■ **Work instructions**:
Extract every line of the listing below, reproducing each character as it appears without changes.
-- START --
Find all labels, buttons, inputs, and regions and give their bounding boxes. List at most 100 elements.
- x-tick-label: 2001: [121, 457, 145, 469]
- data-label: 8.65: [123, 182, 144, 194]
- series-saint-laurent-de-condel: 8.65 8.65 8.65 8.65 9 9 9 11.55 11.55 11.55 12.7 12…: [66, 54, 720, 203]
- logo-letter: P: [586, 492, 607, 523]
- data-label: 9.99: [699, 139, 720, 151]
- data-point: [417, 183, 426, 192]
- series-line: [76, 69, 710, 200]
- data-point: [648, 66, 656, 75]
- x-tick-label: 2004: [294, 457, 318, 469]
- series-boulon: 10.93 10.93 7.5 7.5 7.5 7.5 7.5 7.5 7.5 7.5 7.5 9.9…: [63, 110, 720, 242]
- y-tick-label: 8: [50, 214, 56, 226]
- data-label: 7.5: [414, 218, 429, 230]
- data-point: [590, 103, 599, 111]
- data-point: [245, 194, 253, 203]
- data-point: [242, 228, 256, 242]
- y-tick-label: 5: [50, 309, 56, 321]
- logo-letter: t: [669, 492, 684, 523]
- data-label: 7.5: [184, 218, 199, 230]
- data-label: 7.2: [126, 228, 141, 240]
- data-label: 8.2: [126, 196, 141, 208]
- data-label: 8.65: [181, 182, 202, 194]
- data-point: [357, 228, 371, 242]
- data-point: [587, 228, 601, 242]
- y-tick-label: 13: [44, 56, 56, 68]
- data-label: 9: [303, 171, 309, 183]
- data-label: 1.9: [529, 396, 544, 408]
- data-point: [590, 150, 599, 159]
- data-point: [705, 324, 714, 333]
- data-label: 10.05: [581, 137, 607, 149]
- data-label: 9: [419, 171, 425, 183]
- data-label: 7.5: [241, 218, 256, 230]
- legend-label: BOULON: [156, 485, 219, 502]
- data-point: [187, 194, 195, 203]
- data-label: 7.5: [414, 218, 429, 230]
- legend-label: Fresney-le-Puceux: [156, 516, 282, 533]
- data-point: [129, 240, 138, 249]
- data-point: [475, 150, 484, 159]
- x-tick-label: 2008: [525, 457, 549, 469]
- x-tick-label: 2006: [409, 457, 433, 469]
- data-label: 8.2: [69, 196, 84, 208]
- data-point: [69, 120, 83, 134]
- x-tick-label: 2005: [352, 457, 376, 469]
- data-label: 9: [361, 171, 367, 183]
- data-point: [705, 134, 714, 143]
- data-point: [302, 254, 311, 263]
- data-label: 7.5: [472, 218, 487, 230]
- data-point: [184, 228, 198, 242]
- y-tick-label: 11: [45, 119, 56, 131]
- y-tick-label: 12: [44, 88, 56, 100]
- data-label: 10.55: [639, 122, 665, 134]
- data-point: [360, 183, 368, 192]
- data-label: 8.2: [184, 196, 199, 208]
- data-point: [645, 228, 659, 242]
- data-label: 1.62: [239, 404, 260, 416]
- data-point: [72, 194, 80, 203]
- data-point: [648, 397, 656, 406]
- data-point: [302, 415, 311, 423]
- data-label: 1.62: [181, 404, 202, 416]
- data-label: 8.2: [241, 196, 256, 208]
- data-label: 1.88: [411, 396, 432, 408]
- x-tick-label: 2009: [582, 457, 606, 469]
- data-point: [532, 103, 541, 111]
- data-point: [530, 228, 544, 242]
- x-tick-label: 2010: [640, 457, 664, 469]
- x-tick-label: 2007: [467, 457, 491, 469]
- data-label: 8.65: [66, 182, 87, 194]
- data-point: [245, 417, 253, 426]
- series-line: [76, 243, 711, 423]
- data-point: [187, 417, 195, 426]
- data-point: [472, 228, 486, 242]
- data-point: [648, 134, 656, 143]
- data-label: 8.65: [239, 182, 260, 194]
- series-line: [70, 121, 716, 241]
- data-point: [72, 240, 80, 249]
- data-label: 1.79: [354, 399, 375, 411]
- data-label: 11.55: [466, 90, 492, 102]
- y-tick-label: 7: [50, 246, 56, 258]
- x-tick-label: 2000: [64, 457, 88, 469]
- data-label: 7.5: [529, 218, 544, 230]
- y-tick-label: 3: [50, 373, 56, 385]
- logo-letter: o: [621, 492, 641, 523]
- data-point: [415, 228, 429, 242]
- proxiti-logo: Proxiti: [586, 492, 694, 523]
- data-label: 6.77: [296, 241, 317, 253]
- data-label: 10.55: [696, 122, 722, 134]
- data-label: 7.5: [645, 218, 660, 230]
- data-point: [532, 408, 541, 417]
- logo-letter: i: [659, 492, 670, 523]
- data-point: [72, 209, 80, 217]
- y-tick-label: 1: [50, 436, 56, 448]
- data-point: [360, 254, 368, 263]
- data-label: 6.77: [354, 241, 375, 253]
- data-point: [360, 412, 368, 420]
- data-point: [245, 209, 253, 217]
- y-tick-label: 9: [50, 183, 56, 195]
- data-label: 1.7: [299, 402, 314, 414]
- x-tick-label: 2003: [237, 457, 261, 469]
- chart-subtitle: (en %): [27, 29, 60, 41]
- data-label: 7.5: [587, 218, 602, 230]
-- END --
■ **Solved problem**:
Find all labels, buttons, inputs, and regions and give their bounding boxes. List at most 100 elements.
- x-tick-label: 2001: [121, 457, 145, 469]
- data-label: 8.65: [123, 182, 144, 194]
- series-saint-laurent-de-condel: 8.65 8.65 8.65 8.65 9 9 9 11.55 11.55 11.55 12.7 12…: [66, 54, 720, 203]
- logo-letter: P: [586, 492, 607, 523]
- data-label: 9.99: [699, 139, 720, 151]
- data-point: [417, 183, 426, 192]
- series-line: [76, 69, 710, 200]
- data-point: [648, 66, 656, 75]
- x-tick-label: 2004: [294, 457, 318, 469]
- series-boulon: 10.93 10.93 7.5 7.5 7.5 7.5 7.5 7.5 7.5 7.5 7.5 9.9…: [63, 110, 720, 242]
- y-tick-label: 8: [50, 214, 56, 226]
- data-label: 7.5: [414, 218, 429, 230]
- data-point: [590, 103, 599, 111]
- data-point: [245, 194, 253, 203]
- data-point: [242, 228, 256, 242]
- y-tick-label: 5: [50, 309, 56, 321]
- logo-letter: t: [669, 492, 684, 523]
- data-label: 7.5: [184, 218, 199, 230]
- data-label: 7.2: [126, 228, 141, 240]
- data-label: 8.2: [126, 196, 141, 208]
- data-label: 8.65: [181, 182, 202, 194]
- data-point: [357, 228, 371, 242]
- data-point: [587, 228, 601, 242]
- y-tick-label: 13: [44, 56, 56, 68]
- data-label: 9: [303, 171, 309, 183]
- data-label: 1.9: [529, 396, 544, 408]
- data-point: [590, 150, 599, 159]
- data-point: [705, 324, 714, 333]
- data-label: 10.05: [581, 137, 607, 149]
- data-label: 9: [419, 171, 425, 183]
- data-label: 7.5: [241, 218, 256, 230]
- legend-label: BOULON: [156, 485, 219, 502]
- data-point: [187, 194, 195, 203]
- data-label: 7.5: [414, 218, 429, 230]
- legend-label: Fresney-le-Puceux: [156, 516, 282, 533]
- data-point: [129, 240, 138, 249]
- data-point: [475, 150, 484, 159]
- x-tick-label: 2008: [525, 457, 549, 469]
- x-tick-label: 2006: [409, 457, 433, 469]
- data-label: 8.2: [69, 196, 84, 208]
- data-point: [69, 120, 83, 134]
- x-tick-label: 2005: [352, 457, 376, 469]
- data-label: 9: [361, 171, 367, 183]
- data-point: [705, 134, 714, 143]
- data-point: [302, 254, 311, 263]
- data-label: 7.5: [472, 218, 487, 230]
- data-point: [184, 228, 198, 242]
- y-tick-label: 11: [45, 119, 56, 131]
- y-tick-label: 12: [44, 88, 56, 100]
- data-label: 10.55: [639, 122, 665, 134]
- data-point: [360, 183, 368, 192]
- data-label: 8.2: [184, 196, 199, 208]
- data-point: [645, 228, 659, 242]
- data-label: 1.62: [239, 404, 260, 416]
- data-point: [72, 194, 80, 203]
- data-point: [648, 397, 656, 406]
- data-point: [302, 415, 311, 423]
- data-label: 1.62: [181, 404, 202, 416]
- data-label: 8.2: [241, 196, 256, 208]
- data-label: 1.88: [411, 396, 432, 408]
- x-tick-label: 2009: [582, 457, 606, 469]
- data-point: [532, 103, 541, 111]
- data-point: [530, 228, 544, 242]
- x-tick-label: 2010: [640, 457, 664, 469]
- x-tick-label: 2007: [467, 457, 491, 469]
- data-label: 8.65: [66, 182, 87, 194]
- data-point: [245, 417, 253, 426]
- series-line: [76, 243, 711, 423]
- data-point: [187, 417, 195, 426]
- data-point: [472, 228, 486, 242]
- data-point: [648, 134, 656, 143]
- data-label: 8.65: [239, 182, 260, 194]
- series-line: [70, 121, 716, 241]
- data-point: [72, 240, 80, 249]
- data-label: 1.79: [354, 399, 375, 411]
- data-label: 11.55: [466, 90, 492, 102]
- y-tick-label: 7: [50, 246, 56, 258]
- x-tick-label: 2000: [64, 457, 88, 469]
- data-label: 7.5: [529, 218, 544, 230]
- y-tick-label: 3: [50, 373, 56, 385]
- logo-letter: o: [621, 492, 641, 523]
- data-point: [415, 228, 429, 242]
- proxiti-logo: Proxiti: [586, 492, 694, 523]
- data-label: 6.77: [296, 241, 317, 253]
- data-label: 10.55: [696, 122, 722, 134]
- data-label: 7.5: [645, 218, 660, 230]
- data-point: [532, 408, 541, 417]
- logo-letter: i: [659, 492, 670, 523]
- data-point: [72, 209, 80, 217]
- y-tick-label: 1: [50, 436, 56, 448]
- data-point: [360, 254, 368, 263]
- data-label: 6.77: [354, 241, 375, 253]
- data-point: [360, 412, 368, 420]
- data-point: [245, 209, 253, 217]
- y-tick-label: 9: [50, 183, 56, 195]
- data-label: 1.7: [299, 402, 314, 414]
- x-tick-label: 2003: [237, 457, 261, 469]
- chart-subtitle: (en %): [27, 29, 60, 41]
- data-label: 7.5: [587, 218, 602, 230]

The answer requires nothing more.